- **WHAT THIS TASK INVOLVES**: Write out exactly the lines below that run from the line containing "What does this" through the last line of the records.

Stored records:
<<<<

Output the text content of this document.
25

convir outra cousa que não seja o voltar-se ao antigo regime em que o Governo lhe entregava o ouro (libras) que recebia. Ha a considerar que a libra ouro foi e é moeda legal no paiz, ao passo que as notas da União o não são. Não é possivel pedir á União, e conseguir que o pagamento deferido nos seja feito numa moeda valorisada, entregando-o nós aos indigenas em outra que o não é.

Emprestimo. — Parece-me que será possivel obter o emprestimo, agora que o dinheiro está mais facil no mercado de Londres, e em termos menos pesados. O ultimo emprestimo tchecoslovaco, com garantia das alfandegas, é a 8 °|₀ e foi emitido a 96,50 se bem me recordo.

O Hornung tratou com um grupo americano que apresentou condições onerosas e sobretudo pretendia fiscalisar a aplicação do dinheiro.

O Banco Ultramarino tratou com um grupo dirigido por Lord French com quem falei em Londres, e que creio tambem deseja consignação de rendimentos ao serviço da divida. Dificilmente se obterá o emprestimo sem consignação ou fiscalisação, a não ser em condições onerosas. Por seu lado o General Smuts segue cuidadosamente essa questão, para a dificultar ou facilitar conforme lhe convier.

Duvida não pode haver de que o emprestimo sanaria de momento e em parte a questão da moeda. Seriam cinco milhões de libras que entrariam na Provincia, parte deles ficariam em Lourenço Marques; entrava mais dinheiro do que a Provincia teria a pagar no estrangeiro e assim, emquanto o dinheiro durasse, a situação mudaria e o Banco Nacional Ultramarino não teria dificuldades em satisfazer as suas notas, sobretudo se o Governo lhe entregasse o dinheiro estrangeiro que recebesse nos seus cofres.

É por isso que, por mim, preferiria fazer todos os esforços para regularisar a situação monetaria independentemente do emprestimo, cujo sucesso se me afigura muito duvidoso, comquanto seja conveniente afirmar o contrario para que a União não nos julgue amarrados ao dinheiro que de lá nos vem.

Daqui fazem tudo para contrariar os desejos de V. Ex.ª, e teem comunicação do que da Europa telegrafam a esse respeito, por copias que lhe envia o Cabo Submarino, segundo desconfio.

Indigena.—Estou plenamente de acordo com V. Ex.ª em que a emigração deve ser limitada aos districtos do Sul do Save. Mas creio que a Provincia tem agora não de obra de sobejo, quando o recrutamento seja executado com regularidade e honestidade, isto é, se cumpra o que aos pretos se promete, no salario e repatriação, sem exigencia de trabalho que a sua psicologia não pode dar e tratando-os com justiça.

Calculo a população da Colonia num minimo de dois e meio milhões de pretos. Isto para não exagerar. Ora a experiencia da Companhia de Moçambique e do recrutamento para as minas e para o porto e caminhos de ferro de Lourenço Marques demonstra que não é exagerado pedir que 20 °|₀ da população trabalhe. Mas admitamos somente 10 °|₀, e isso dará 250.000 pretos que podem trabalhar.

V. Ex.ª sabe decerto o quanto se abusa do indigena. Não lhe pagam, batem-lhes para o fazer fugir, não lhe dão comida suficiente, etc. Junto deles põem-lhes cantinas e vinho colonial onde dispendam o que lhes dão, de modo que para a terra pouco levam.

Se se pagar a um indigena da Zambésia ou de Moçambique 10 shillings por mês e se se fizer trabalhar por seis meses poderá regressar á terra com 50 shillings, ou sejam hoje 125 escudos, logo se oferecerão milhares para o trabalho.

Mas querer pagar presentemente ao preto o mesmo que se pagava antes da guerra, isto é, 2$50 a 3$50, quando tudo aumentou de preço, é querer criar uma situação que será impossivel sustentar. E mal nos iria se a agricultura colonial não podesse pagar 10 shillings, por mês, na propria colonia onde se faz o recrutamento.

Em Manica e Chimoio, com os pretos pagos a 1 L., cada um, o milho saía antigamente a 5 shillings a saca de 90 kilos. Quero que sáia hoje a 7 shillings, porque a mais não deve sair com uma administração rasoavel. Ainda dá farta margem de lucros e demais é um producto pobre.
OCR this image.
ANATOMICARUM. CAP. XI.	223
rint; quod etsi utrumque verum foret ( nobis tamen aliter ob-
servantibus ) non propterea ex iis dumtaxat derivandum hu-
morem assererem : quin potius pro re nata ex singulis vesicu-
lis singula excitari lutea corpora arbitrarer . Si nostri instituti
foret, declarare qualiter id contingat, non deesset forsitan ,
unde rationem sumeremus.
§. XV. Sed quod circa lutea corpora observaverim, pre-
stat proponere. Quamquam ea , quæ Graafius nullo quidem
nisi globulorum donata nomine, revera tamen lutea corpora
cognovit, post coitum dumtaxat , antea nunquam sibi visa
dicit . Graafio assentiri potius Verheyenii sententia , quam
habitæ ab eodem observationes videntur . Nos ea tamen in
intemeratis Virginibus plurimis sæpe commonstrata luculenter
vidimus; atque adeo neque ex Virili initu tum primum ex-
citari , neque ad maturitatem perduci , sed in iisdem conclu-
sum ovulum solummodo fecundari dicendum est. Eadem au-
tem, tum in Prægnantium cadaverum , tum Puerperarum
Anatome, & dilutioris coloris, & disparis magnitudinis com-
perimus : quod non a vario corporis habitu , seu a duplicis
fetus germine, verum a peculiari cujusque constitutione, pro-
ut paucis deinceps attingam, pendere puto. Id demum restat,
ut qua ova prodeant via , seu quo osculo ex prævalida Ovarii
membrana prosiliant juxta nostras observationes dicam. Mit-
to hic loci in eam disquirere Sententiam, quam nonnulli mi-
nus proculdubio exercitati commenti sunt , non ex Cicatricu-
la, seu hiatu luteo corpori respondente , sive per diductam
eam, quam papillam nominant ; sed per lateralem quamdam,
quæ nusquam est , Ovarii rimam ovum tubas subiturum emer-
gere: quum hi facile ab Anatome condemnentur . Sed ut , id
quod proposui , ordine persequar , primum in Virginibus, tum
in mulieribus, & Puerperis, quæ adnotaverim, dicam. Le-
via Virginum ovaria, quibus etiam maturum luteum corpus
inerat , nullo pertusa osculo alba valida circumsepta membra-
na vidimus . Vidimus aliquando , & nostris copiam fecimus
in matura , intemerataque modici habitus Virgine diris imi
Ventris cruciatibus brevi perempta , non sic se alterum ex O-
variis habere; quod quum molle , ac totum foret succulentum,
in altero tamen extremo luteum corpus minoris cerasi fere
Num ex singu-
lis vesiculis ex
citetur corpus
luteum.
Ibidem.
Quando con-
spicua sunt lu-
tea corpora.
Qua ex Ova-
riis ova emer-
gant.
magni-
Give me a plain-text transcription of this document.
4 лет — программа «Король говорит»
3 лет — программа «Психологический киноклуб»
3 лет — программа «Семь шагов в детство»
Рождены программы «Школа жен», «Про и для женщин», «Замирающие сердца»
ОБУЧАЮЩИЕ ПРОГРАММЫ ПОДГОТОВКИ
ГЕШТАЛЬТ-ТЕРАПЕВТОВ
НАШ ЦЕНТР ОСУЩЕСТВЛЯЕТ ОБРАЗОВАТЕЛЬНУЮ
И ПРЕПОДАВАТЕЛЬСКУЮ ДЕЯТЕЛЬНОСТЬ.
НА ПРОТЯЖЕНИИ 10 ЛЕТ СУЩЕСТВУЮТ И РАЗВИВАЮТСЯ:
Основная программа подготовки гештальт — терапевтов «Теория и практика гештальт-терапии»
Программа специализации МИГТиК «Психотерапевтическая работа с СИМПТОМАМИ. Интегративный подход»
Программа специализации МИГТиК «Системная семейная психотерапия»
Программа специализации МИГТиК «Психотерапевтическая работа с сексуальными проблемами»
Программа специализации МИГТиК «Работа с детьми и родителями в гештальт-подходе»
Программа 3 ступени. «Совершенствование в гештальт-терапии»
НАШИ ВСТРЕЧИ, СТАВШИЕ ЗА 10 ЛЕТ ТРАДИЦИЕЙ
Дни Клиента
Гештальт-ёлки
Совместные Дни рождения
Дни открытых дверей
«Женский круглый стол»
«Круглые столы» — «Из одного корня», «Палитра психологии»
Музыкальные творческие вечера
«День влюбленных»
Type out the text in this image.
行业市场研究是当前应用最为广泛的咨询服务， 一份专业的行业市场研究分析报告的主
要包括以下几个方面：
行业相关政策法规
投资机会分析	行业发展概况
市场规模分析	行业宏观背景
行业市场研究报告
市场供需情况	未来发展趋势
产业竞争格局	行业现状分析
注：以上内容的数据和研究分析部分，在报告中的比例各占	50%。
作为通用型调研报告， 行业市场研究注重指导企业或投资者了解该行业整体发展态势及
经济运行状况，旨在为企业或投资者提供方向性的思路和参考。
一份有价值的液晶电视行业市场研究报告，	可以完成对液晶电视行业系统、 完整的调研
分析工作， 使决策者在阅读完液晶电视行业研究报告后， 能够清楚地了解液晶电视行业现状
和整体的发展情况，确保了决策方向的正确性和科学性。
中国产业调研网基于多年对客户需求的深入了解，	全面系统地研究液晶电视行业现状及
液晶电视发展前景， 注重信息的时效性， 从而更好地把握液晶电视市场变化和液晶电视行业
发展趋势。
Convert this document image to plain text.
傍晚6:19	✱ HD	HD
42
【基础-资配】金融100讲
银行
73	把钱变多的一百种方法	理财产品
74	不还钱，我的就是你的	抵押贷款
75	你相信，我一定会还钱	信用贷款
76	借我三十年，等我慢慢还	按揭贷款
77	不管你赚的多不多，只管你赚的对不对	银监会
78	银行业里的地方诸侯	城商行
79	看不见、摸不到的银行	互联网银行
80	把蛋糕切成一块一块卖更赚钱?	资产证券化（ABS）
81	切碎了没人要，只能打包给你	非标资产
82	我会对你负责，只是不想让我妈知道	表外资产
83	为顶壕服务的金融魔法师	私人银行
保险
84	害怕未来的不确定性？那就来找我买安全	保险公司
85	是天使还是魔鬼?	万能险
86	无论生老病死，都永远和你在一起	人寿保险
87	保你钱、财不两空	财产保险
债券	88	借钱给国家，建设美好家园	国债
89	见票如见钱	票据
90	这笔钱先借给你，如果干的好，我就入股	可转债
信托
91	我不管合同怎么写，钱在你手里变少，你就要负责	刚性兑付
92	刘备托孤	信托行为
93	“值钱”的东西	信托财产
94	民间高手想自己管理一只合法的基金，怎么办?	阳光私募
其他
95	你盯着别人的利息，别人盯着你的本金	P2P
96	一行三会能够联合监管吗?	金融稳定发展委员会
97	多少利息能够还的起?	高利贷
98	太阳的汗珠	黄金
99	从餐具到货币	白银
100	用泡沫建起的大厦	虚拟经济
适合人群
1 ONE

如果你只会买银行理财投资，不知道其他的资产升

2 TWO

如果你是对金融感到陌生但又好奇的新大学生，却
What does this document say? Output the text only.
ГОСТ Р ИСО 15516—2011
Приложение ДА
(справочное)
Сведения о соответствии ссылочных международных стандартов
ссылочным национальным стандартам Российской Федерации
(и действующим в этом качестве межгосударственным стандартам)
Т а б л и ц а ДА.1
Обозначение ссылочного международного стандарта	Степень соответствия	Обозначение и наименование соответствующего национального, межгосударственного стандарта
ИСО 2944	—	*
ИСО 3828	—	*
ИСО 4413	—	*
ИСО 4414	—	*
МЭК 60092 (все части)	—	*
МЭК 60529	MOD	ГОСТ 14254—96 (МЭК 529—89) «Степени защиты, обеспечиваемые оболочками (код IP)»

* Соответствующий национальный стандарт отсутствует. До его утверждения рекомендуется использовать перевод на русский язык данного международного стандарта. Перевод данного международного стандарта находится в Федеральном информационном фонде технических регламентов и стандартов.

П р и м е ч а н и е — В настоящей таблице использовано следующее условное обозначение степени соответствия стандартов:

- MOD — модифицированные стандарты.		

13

>>>>

- **SOLUTION**:
What does this document say? Output the text only.
ГОСТ Р ИСО 15516—2011
Приложение ДА
(справочное)
Сведения о соответствии ссылочных международных стандартов
ссылочным национальным стандартам Российской Федерации
(и действующим в этом качестве межгосударственным стандартам)
Т а б л и ц а ДА.1
Обозначение ссылочного международного стандарта	Степень соответствия	Обозначение и наименование соответствующего национального, межгосударственного стандарта
ИСО 2944	—	*
ИСО 3828	—	*
ИСО 4413	—	*
ИСО 4414	—	*
МЭК 60092 (все части)	—	*
МЭК 60529	MOD	ГОСТ 14254—96 (МЭК 529—89) «Степени защиты, обеспечиваемые оболочками (код IP)»

* Соответствующий национальный стандарт отсутствует. До его утверждения рекомендуется использовать перевод на русский язык данного международного стандарта. Перевод данного международного стандарта находится в Федеральном информационном фонде технических регламентов и стандартов.

П р и м е ч а н и е — В настоящей таблице использовано следующее условное обозначение степени соответствия стандартов:

- MOD — модифицированные стандарты.		

13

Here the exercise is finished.